-- WRITTEN TASK --
Write the lines out exactly as they stand, from the one containing "Output a JSON" through the one containing "Enumerate this screenshot's", and only those. Omit pictures.

-- EXTRACTED INFORMATION --
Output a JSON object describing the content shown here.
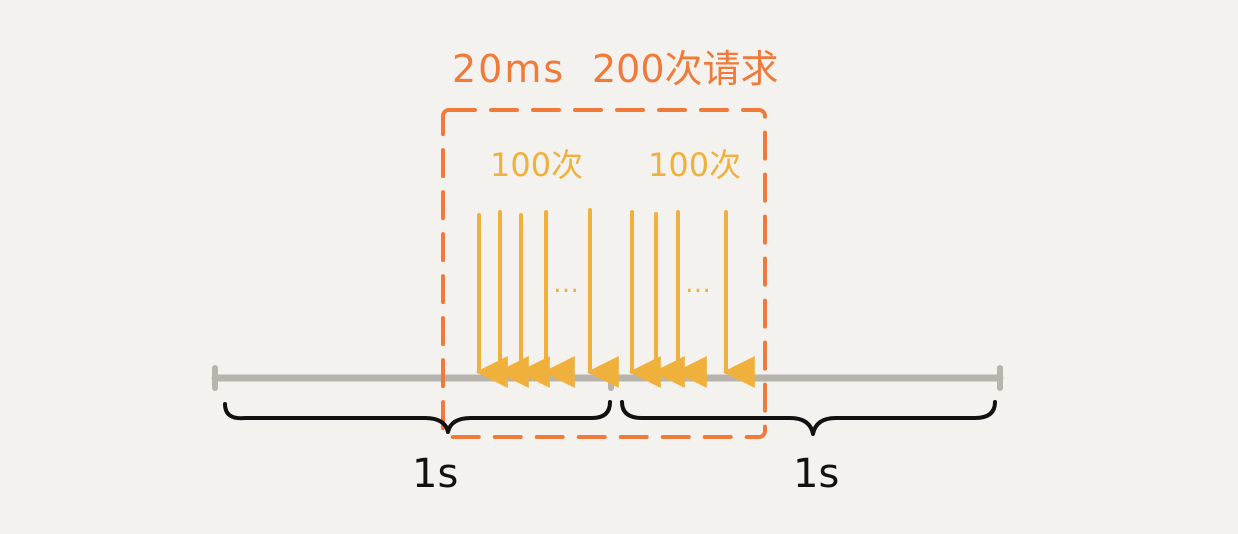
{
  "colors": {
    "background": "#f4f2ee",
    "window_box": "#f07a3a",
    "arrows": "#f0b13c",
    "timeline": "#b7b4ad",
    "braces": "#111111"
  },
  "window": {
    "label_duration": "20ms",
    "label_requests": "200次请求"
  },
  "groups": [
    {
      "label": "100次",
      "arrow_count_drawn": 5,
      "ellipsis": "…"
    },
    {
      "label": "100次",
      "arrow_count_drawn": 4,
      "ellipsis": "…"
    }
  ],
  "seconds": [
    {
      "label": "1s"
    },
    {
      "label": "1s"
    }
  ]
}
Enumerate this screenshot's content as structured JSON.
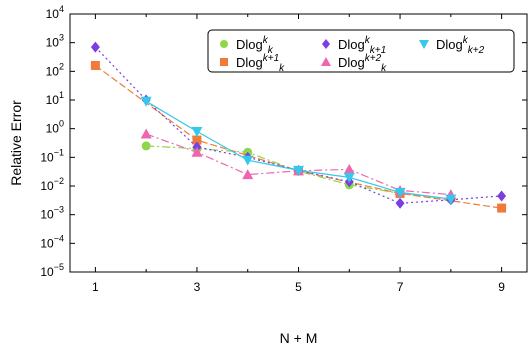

...

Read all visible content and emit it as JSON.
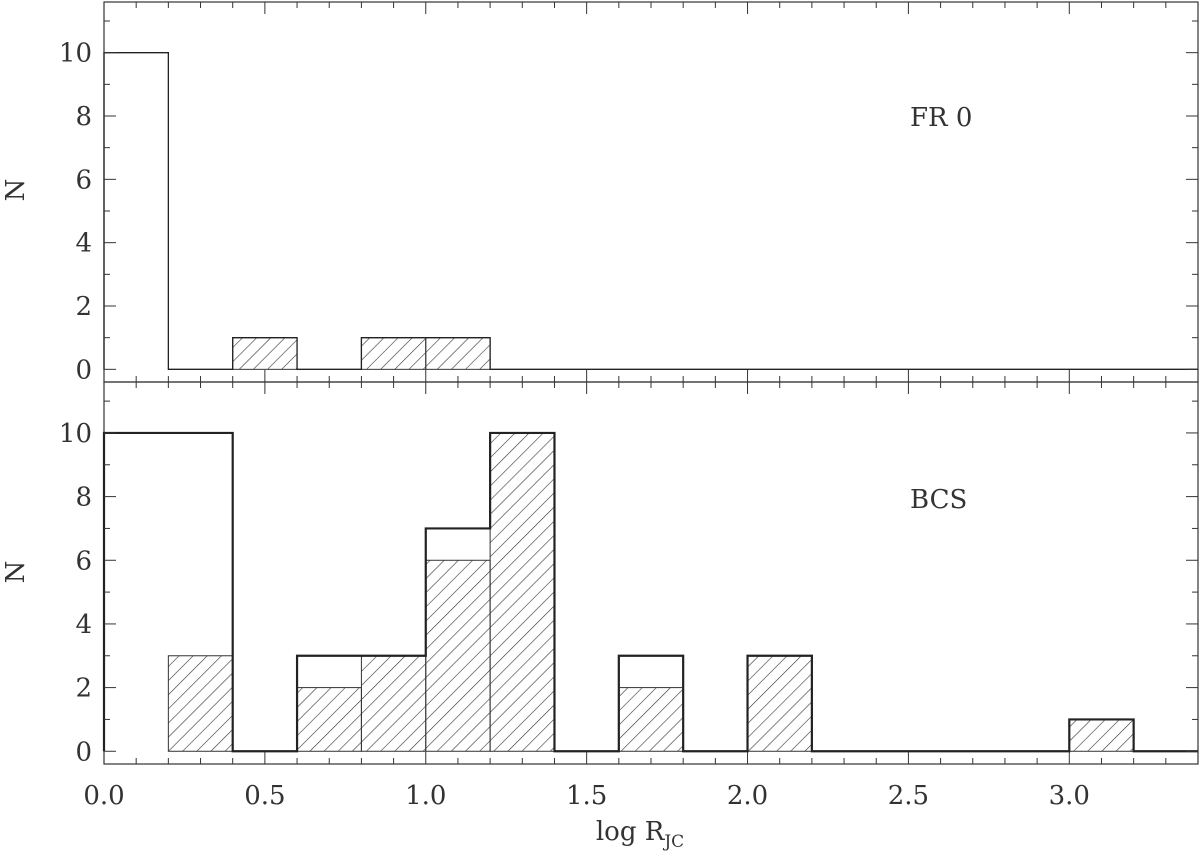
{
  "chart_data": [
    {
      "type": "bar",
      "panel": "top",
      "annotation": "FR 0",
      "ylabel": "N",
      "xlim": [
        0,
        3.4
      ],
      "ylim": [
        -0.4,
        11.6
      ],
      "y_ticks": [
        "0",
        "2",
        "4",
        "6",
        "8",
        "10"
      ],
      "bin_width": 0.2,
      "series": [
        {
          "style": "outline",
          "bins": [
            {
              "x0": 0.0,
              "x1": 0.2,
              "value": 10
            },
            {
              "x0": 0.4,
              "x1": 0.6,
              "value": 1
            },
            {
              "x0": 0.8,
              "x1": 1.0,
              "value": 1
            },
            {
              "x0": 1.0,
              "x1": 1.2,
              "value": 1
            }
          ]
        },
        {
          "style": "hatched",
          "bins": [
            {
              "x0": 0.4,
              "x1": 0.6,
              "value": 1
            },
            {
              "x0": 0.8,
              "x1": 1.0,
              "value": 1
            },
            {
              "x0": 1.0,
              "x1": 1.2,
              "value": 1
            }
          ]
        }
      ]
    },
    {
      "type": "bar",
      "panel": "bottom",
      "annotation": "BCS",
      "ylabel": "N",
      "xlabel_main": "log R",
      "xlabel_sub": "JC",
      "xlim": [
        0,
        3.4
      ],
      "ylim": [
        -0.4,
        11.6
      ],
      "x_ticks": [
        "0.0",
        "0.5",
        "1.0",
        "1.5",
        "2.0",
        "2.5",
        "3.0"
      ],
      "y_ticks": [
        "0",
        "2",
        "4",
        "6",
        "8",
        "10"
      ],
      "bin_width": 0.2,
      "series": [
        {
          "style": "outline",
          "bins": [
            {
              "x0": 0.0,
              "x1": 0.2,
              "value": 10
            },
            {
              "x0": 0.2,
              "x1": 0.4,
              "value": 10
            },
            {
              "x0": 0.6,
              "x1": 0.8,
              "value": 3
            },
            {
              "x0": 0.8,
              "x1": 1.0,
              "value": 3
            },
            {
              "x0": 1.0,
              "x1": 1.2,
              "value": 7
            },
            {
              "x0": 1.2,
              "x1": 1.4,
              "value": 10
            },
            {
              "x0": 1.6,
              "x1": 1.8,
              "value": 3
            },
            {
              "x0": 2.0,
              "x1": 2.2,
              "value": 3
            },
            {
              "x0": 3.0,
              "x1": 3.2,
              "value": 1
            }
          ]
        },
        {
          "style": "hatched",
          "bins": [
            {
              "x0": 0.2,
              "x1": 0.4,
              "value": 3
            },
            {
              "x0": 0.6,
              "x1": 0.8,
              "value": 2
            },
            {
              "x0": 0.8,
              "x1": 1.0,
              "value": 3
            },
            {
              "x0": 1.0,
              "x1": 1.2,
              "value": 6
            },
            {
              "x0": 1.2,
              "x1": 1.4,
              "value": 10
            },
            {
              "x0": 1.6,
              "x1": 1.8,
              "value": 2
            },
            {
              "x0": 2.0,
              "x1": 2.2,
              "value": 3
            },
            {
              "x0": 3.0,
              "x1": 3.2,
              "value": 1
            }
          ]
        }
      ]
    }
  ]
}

* * *

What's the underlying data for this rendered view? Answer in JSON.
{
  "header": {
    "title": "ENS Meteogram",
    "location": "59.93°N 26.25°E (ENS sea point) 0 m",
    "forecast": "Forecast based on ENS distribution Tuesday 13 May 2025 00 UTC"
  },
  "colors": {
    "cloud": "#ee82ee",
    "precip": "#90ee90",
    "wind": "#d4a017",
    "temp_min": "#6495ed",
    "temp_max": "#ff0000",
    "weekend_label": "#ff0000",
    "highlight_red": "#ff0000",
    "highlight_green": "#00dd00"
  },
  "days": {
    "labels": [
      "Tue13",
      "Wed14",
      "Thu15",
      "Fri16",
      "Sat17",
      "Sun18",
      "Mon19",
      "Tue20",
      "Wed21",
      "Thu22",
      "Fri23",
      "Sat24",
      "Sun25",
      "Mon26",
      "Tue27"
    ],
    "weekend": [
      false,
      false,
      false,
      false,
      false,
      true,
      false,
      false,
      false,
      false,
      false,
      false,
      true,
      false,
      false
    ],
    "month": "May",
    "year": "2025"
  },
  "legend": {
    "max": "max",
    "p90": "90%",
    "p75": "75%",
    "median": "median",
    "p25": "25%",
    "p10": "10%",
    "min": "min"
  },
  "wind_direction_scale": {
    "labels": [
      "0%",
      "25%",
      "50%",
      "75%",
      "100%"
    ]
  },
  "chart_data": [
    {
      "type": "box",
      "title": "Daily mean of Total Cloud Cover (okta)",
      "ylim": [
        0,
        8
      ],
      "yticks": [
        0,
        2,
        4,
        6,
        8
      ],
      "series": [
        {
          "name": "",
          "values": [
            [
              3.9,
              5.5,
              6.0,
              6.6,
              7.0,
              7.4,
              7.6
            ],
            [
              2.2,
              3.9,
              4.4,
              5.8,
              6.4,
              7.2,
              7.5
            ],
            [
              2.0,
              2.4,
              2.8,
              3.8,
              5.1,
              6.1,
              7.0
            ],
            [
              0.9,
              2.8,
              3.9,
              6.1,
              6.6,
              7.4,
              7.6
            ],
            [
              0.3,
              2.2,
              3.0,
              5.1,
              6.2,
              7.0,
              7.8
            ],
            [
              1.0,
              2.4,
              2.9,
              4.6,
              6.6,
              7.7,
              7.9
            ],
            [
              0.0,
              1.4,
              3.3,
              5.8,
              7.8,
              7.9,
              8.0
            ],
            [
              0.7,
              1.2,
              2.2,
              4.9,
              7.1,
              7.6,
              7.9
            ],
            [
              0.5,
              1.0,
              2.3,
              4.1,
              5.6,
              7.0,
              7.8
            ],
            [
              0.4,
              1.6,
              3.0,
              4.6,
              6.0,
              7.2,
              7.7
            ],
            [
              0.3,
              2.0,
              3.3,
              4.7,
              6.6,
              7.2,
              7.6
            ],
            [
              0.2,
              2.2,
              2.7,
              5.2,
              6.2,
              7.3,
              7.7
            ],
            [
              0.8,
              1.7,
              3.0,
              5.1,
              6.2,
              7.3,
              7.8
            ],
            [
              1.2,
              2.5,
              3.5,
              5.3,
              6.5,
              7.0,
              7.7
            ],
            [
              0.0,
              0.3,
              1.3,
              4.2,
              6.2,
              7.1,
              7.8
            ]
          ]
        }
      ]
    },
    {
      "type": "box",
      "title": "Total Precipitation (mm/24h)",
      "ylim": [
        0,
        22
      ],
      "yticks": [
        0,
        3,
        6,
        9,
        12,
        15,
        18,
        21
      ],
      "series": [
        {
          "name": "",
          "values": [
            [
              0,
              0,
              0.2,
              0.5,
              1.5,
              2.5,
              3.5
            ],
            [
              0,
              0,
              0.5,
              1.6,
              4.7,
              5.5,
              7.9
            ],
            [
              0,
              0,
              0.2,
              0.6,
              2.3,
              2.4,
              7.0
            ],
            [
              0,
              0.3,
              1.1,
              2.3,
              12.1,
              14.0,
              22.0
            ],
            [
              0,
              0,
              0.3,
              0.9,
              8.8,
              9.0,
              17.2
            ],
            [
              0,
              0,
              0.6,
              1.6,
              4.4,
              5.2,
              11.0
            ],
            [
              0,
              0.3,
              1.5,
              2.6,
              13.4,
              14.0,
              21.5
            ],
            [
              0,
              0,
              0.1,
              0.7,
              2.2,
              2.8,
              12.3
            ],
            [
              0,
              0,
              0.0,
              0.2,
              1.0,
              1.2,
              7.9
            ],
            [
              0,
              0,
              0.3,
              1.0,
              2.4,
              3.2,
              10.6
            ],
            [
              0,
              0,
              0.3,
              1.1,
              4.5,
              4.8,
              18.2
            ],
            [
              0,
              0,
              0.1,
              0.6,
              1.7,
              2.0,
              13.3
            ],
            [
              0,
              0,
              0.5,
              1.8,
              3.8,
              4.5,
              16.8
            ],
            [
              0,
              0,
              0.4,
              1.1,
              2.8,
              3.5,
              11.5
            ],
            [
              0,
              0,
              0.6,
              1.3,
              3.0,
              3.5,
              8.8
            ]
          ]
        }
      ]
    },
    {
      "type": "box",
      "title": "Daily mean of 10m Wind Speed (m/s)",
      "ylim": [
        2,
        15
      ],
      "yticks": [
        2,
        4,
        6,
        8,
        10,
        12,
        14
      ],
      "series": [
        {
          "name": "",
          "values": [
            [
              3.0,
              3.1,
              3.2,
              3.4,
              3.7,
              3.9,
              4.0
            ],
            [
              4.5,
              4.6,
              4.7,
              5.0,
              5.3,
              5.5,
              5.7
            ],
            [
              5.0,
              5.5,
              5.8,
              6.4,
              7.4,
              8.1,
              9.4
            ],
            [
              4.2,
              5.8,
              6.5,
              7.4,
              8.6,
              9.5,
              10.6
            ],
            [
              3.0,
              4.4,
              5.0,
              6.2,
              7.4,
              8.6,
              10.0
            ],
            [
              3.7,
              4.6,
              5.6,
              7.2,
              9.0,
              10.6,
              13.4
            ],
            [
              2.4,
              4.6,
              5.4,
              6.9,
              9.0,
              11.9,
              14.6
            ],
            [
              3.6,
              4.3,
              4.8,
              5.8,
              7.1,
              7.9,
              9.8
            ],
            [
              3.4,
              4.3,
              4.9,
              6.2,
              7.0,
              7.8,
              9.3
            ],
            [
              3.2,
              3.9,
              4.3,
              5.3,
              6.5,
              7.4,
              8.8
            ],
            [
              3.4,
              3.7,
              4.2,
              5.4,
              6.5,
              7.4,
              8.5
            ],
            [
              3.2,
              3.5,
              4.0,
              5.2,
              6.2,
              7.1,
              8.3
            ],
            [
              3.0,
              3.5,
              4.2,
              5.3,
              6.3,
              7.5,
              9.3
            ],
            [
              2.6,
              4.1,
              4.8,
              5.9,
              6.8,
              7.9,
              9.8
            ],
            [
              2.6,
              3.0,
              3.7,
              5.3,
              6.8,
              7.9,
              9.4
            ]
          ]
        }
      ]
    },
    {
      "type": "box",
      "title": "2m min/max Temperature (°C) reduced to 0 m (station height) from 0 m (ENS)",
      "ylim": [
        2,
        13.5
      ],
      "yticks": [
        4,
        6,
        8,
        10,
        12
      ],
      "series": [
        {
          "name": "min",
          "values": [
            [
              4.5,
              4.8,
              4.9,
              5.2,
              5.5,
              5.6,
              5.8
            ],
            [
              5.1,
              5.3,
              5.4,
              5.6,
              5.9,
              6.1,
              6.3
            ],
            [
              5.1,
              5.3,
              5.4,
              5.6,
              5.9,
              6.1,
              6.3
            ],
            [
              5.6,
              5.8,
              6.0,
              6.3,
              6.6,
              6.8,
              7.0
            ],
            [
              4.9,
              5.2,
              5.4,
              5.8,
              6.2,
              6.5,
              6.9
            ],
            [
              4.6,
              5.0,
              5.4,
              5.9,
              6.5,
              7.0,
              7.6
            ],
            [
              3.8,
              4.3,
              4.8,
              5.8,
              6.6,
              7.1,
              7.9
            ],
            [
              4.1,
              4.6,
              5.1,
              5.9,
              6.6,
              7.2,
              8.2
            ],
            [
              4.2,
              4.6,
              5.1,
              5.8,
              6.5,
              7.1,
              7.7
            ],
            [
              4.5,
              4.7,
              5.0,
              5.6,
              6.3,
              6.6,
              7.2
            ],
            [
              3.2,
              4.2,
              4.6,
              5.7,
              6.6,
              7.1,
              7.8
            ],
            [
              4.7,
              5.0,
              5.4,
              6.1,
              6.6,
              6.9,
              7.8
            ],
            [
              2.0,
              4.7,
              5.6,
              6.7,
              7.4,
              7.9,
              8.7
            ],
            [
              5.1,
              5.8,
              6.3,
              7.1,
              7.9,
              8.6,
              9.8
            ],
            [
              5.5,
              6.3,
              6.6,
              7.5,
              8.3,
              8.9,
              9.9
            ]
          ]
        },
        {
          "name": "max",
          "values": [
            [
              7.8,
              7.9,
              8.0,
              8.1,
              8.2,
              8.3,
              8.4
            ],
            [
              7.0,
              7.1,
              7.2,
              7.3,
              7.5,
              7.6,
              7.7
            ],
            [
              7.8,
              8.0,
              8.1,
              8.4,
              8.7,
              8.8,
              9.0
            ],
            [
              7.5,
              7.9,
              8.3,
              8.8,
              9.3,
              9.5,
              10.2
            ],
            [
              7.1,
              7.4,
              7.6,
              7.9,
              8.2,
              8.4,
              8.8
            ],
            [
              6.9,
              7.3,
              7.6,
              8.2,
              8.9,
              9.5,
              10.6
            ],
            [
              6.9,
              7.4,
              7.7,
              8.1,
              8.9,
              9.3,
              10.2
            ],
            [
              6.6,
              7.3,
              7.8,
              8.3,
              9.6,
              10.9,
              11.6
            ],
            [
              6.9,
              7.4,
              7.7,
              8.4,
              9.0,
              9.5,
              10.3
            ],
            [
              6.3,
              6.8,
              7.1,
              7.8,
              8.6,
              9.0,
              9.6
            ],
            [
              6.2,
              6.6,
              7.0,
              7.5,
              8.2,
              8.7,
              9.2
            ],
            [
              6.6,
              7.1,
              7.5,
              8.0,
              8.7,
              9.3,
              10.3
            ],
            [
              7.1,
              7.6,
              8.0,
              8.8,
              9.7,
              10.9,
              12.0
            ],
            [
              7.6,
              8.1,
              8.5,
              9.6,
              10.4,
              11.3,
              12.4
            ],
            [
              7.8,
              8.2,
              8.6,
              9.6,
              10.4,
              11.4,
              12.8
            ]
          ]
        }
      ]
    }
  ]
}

-- ANSWER TO THIS TASK --
Output a JSON object describing the content shown here.
{
  "colors": {
    "background": "#f4f2ee",
    "window_box": "#f07a3a",
    "arrows": "#f0b13c",
    "timeline": "#b7b4ad",
    "braces": "#111111"
  },
  "window": {
    "label_duration": "20ms",
    "label_requests": "200次请求"
  },
  "groups": [
    {
      "label": "100次",
      "arrow_count_drawn": 5,
      "ellipsis": "…"
    },
    {
      "label": "100次",
      "arrow_count_drawn": 4,
      "ellipsis": "…"
    }
  ],
  "seconds": [
    {
      "label": "1s"
    },
    {
      "label": "1s"
    }
  ]
}
Enumerate this screenshot's content as structured JSON.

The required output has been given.